* Begin Raw records *
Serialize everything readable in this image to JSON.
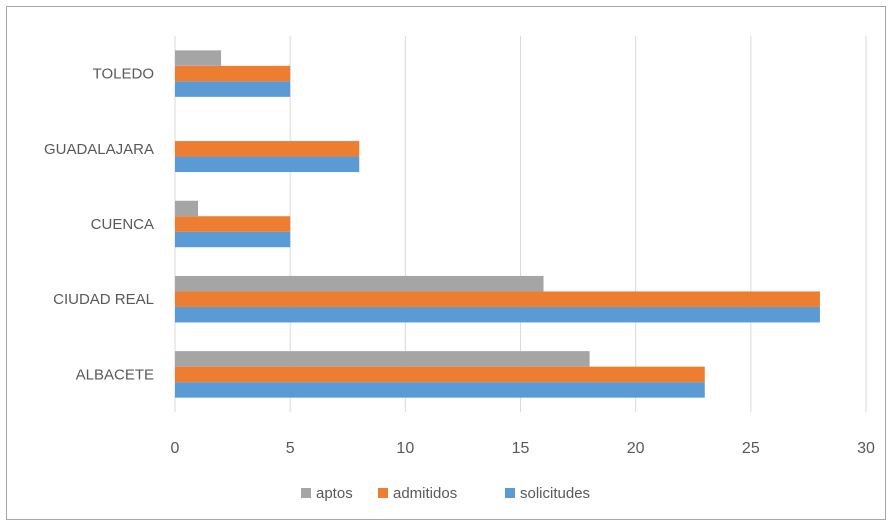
{
  "chart_data": {
    "type": "bar",
    "orientation": "horizontal",
    "categories": [
      "ALBACETE",
      "CIUDAD REAL",
      "CUENCA",
      "GUADALAJARA",
      "TOLEDO"
    ],
    "series": [
      {
        "name": "solicitudes",
        "color": "#5b9bd5",
        "values": [
          23,
          28,
          5,
          8,
          5
        ]
      },
      {
        "name": "admitidos",
        "color": "#ed7d31",
        "values": [
          23,
          28,
          5,
          8,
          5
        ]
      },
      {
        "name": "aptos",
        "color": "#a5a5a5",
        "values": [
          18,
          16,
          1,
          0,
          2
        ]
      }
    ],
    "xlim": [
      0,
      30
    ],
    "xticks": [
      0,
      5,
      10,
      15,
      20,
      25,
      30
    ],
    "grid": "vertical",
    "legend_position": "bottom",
    "legend_order": [
      "aptos",
      "admitidos",
      "solicitudes"
    ],
    "title": "",
    "xlabel": "",
    "ylabel": ""
  }
}
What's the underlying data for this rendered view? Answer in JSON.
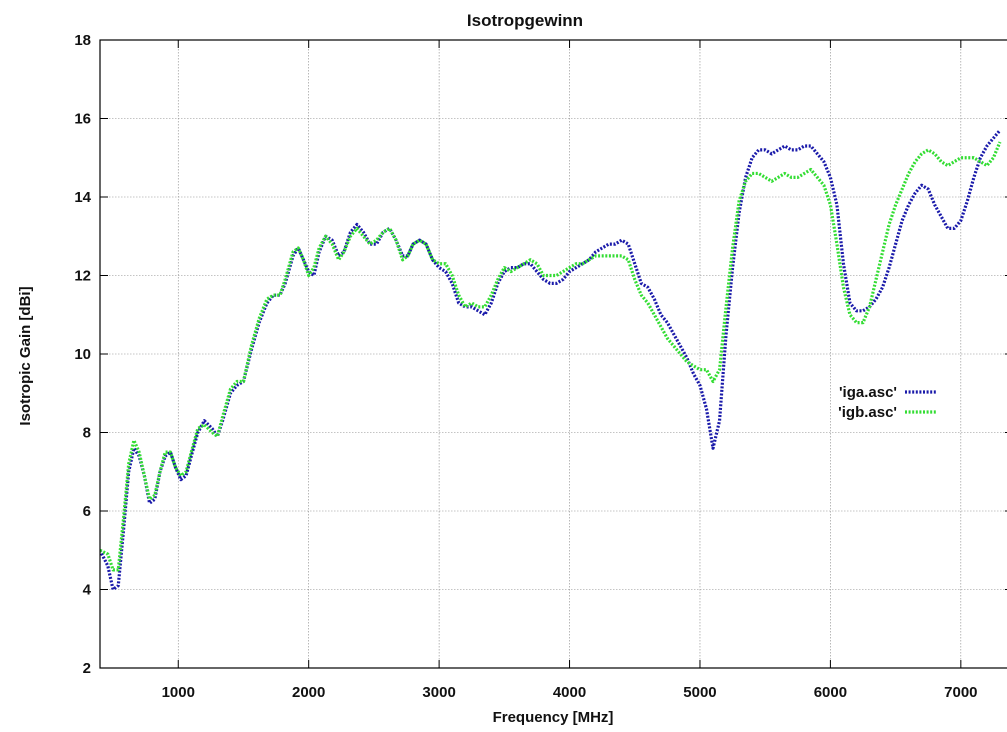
{
  "chart_data": {
    "type": "line",
    "title": "Isotropgewinn",
    "xlabel": "Frequency [MHz]",
    "ylabel": "Isotropic Gain [dBi]",
    "xlim": [
      400,
      7400
    ],
    "ylim": [
      2,
      18
    ],
    "grid": true,
    "legend_position": "right",
    "x_ticks": [
      1000,
      2000,
      3000,
      4000,
      5000,
      6000,
      7000
    ],
    "x_tick_labels": [
      "1000",
      "2000",
      "3000",
      "4000",
      "5000",
      "6000",
      "7000"
    ],
    "y_ticks": [
      2,
      4,
      6,
      8,
      10,
      12,
      14,
      16,
      18
    ],
    "y_tick_labels": [
      "2",
      "4",
      "6",
      "8",
      "10",
      "12",
      "14",
      "16",
      "18"
    ],
    "series": [
      {
        "name": "'iga.asc'",
        "color": "#1a1aaa",
        "points": [
          [
            400,
            5.0
          ],
          [
            460,
            4.6
          ],
          [
            500,
            4.0
          ],
          [
            540,
            4.1
          ],
          [
            580,
            5.5
          ],
          [
            620,
            7.0
          ],
          [
            660,
            7.6
          ],
          [
            700,
            7.4
          ],
          [
            740,
            6.9
          ],
          [
            780,
            6.2
          ],
          [
            820,
            6.3
          ],
          [
            860,
            7.0
          ],
          [
            900,
            7.4
          ],
          [
            940,
            7.5
          ],
          [
            980,
            7.1
          ],
          [
            1020,
            6.8
          ],
          [
            1060,
            6.9
          ],
          [
            1100,
            7.4
          ],
          [
            1150,
            8.0
          ],
          [
            1200,
            8.3
          ],
          [
            1260,
            8.1
          ],
          [
            1300,
            7.9
          ],
          [
            1340,
            8.3
          ],
          [
            1400,
            9.0
          ],
          [
            1450,
            9.2
          ],
          [
            1500,
            9.3
          ],
          [
            1560,
            10.1
          ],
          [
            1620,
            10.8
          ],
          [
            1680,
            11.3
          ],
          [
            1730,
            11.5
          ],
          [
            1780,
            11.5
          ],
          [
            1820,
            11.8
          ],
          [
            1880,
            12.5
          ],
          [
            1920,
            12.7
          ],
          [
            1960,
            12.4
          ],
          [
            2000,
            12.1
          ],
          [
            2040,
            12.0
          ],
          [
            2080,
            12.6
          ],
          [
            2130,
            13.0
          ],
          [
            2180,
            12.9
          ],
          [
            2230,
            12.5
          ],
          [
            2270,
            12.6
          ],
          [
            2320,
            13.1
          ],
          [
            2370,
            13.3
          ],
          [
            2420,
            13.1
          ],
          [
            2470,
            12.8
          ],
          [
            2520,
            12.8
          ],
          [
            2570,
            13.1
          ],
          [
            2620,
            13.2
          ],
          [
            2670,
            12.9
          ],
          [
            2720,
            12.5
          ],
          [
            2760,
            12.5
          ],
          [
            2800,
            12.8
          ],
          [
            2850,
            12.9
          ],
          [
            2900,
            12.8
          ],
          [
            2950,
            12.4
          ],
          [
            3000,
            12.2
          ],
          [
            3050,
            12.1
          ],
          [
            3100,
            11.8
          ],
          [
            3150,
            11.3
          ],
          [
            3200,
            11.2
          ],
          [
            3250,
            11.2
          ],
          [
            3300,
            11.1
          ],
          [
            3350,
            11.0
          ],
          [
            3400,
            11.3
          ],
          [
            3450,
            11.8
          ],
          [
            3500,
            12.1
          ],
          [
            3550,
            12.2
          ],
          [
            3600,
            12.2
          ],
          [
            3650,
            12.3
          ],
          [
            3700,
            12.3
          ],
          [
            3750,
            12.1
          ],
          [
            3800,
            11.9
          ],
          [
            3850,
            11.8
          ],
          [
            3900,
            11.8
          ],
          [
            3950,
            11.9
          ],
          [
            4000,
            12.1
          ],
          [
            4050,
            12.2
          ],
          [
            4100,
            12.3
          ],
          [
            4150,
            12.4
          ],
          [
            4200,
            12.6
          ],
          [
            4250,
            12.7
          ],
          [
            4300,
            12.8
          ],
          [
            4350,
            12.8
          ],
          [
            4400,
            12.9
          ],
          [
            4450,
            12.8
          ],
          [
            4500,
            12.3
          ],
          [
            4550,
            11.8
          ],
          [
            4600,
            11.7
          ],
          [
            4650,
            11.4
          ],
          [
            4700,
            11.0
          ],
          [
            4750,
            10.8
          ],
          [
            4800,
            10.5
          ],
          [
            4850,
            10.2
          ],
          [
            4900,
            9.9
          ],
          [
            4950,
            9.5
          ],
          [
            5000,
            9.2
          ],
          [
            5050,
            8.6
          ],
          [
            5100,
            7.6
          ],
          [
            5150,
            8.3
          ],
          [
            5200,
            10.5
          ],
          [
            5250,
            12.2
          ],
          [
            5300,
            13.6
          ],
          [
            5350,
            14.5
          ],
          [
            5400,
            15.0
          ],
          [
            5450,
            15.2
          ],
          [
            5500,
            15.2
          ],
          [
            5550,
            15.1
          ],
          [
            5600,
            15.2
          ],
          [
            5650,
            15.3
          ],
          [
            5700,
            15.2
          ],
          [
            5750,
            15.2
          ],
          [
            5800,
            15.3
          ],
          [
            5850,
            15.3
          ],
          [
            5900,
            15.1
          ],
          [
            5950,
            14.9
          ],
          [
            6000,
            14.5
          ],
          [
            6050,
            13.8
          ],
          [
            6100,
            12.3
          ],
          [
            6150,
            11.3
          ],
          [
            6200,
            11.1
          ],
          [
            6250,
            11.1
          ],
          [
            6300,
            11.2
          ],
          [
            6350,
            11.4
          ],
          [
            6400,
            11.7
          ],
          [
            6450,
            12.2
          ],
          [
            6500,
            12.8
          ],
          [
            6550,
            13.4
          ],
          [
            6600,
            13.8
          ],
          [
            6650,
            14.1
          ],
          [
            6700,
            14.3
          ],
          [
            6750,
            14.2
          ],
          [
            6800,
            13.8
          ],
          [
            6850,
            13.5
          ],
          [
            6900,
            13.2
          ],
          [
            6950,
            13.2
          ],
          [
            7000,
            13.4
          ],
          [
            7050,
            13.9
          ],
          [
            7100,
            14.5
          ],
          [
            7150,
            15.0
          ],
          [
            7200,
            15.3
          ],
          [
            7250,
            15.5
          ],
          [
            7300,
            15.7
          ]
        ]
      },
      {
        "name": "'igb.asc'",
        "color": "#33dd33",
        "points": [
          [
            400,
            5.0
          ],
          [
            460,
            4.9
          ],
          [
            500,
            4.5
          ],
          [
            540,
            4.5
          ],
          [
            580,
            5.8
          ],
          [
            620,
            7.2
          ],
          [
            660,
            7.8
          ],
          [
            700,
            7.5
          ],
          [
            740,
            6.9
          ],
          [
            780,
            6.3
          ],
          [
            820,
            6.4
          ],
          [
            860,
            7.0
          ],
          [
            900,
            7.5
          ],
          [
            940,
            7.5
          ],
          [
            980,
            7.1
          ],
          [
            1020,
            6.9
          ],
          [
            1060,
            7.0
          ],
          [
            1100,
            7.5
          ],
          [
            1150,
            8.1
          ],
          [
            1200,
            8.2
          ],
          [
            1260,
            8.0
          ],
          [
            1300,
            7.9
          ],
          [
            1340,
            8.4
          ],
          [
            1400,
            9.1
          ],
          [
            1450,
            9.3
          ],
          [
            1500,
            9.3
          ],
          [
            1560,
            10.2
          ],
          [
            1620,
            10.9
          ],
          [
            1680,
            11.4
          ],
          [
            1730,
            11.5
          ],
          [
            1780,
            11.5
          ],
          [
            1820,
            11.9
          ],
          [
            1880,
            12.6
          ],
          [
            1920,
            12.7
          ],
          [
            1960,
            12.4
          ],
          [
            2000,
            12.0
          ],
          [
            2040,
            12.2
          ],
          [
            2080,
            12.7
          ],
          [
            2130,
            13.0
          ],
          [
            2180,
            12.8
          ],
          [
            2230,
            12.4
          ],
          [
            2270,
            12.6
          ],
          [
            2320,
            13.0
          ],
          [
            2370,
            13.2
          ],
          [
            2420,
            13.0
          ],
          [
            2470,
            12.8
          ],
          [
            2520,
            12.9
          ],
          [
            2570,
            13.1
          ],
          [
            2620,
            13.2
          ],
          [
            2670,
            12.9
          ],
          [
            2720,
            12.4
          ],
          [
            2760,
            12.5
          ],
          [
            2800,
            12.8
          ],
          [
            2850,
            12.9
          ],
          [
            2900,
            12.8
          ],
          [
            2950,
            12.4
          ],
          [
            3000,
            12.3
          ],
          [
            3050,
            12.3
          ],
          [
            3100,
            12.0
          ],
          [
            3150,
            11.5
          ],
          [
            3200,
            11.2
          ],
          [
            3250,
            11.3
          ],
          [
            3300,
            11.2
          ],
          [
            3350,
            11.2
          ],
          [
            3400,
            11.5
          ],
          [
            3450,
            11.9
          ],
          [
            3500,
            12.2
          ],
          [
            3550,
            12.1
          ],
          [
            3600,
            12.2
          ],
          [
            3650,
            12.3
          ],
          [
            3700,
            12.4
          ],
          [
            3750,
            12.3
          ],
          [
            3800,
            12.0
          ],
          [
            3850,
            12.0
          ],
          [
            3900,
            12.0
          ],
          [
            3950,
            12.1
          ],
          [
            4000,
            12.2
          ],
          [
            4050,
            12.3
          ],
          [
            4100,
            12.3
          ],
          [
            4150,
            12.4
          ],
          [
            4200,
            12.5
          ],
          [
            4250,
            12.5
          ],
          [
            4300,
            12.5
          ],
          [
            4350,
            12.5
          ],
          [
            4400,
            12.5
          ],
          [
            4450,
            12.4
          ],
          [
            4500,
            11.9
          ],
          [
            4550,
            11.5
          ],
          [
            4600,
            11.3
          ],
          [
            4650,
            11.0
          ],
          [
            4700,
            10.7
          ],
          [
            4750,
            10.4
          ],
          [
            4800,
            10.2
          ],
          [
            4850,
            10.0
          ],
          [
            4900,
            9.8
          ],
          [
            4950,
            9.7
          ],
          [
            5000,
            9.6
          ],
          [
            5050,
            9.6
          ],
          [
            5100,
            9.3
          ],
          [
            5150,
            9.6
          ],
          [
            5200,
            11.2
          ],
          [
            5250,
            12.7
          ],
          [
            5300,
            13.9
          ],
          [
            5350,
            14.4
          ],
          [
            5400,
            14.6
          ],
          [
            5450,
            14.6
          ],
          [
            5500,
            14.5
          ],
          [
            5550,
            14.4
          ],
          [
            5600,
            14.5
          ],
          [
            5650,
            14.6
          ],
          [
            5700,
            14.5
          ],
          [
            5750,
            14.5
          ],
          [
            5800,
            14.6
          ],
          [
            5850,
            14.7
          ],
          [
            5900,
            14.5
          ],
          [
            5950,
            14.3
          ],
          [
            6000,
            13.8
          ],
          [
            6050,
            12.8
          ],
          [
            6100,
            11.7
          ],
          [
            6150,
            11.0
          ],
          [
            6200,
            10.8
          ],
          [
            6250,
            10.8
          ],
          [
            6300,
            11.2
          ],
          [
            6350,
            11.9
          ],
          [
            6400,
            12.6
          ],
          [
            6450,
            13.3
          ],
          [
            6500,
            13.8
          ],
          [
            6550,
            14.2
          ],
          [
            6600,
            14.6
          ],
          [
            6650,
            14.9
          ],
          [
            6700,
            15.1
          ],
          [
            6750,
            15.2
          ],
          [
            6800,
            15.1
          ],
          [
            6850,
            14.9
          ],
          [
            6900,
            14.8
          ],
          [
            6950,
            14.9
          ],
          [
            7000,
            15.0
          ],
          [
            7050,
            15.0
          ],
          [
            7100,
            15.0
          ],
          [
            7150,
            14.9
          ],
          [
            7200,
            14.8
          ],
          [
            7250,
            15.0
          ],
          [
            7300,
            15.4
          ]
        ]
      }
    ]
  }
}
* End Raw records *
Your objective
Pick out every line above that holds the word "JSON" and copy it.

In response
Serialize everything readable in this image to JSON.
What's the underlying data for this rendered view? Answer in JSON.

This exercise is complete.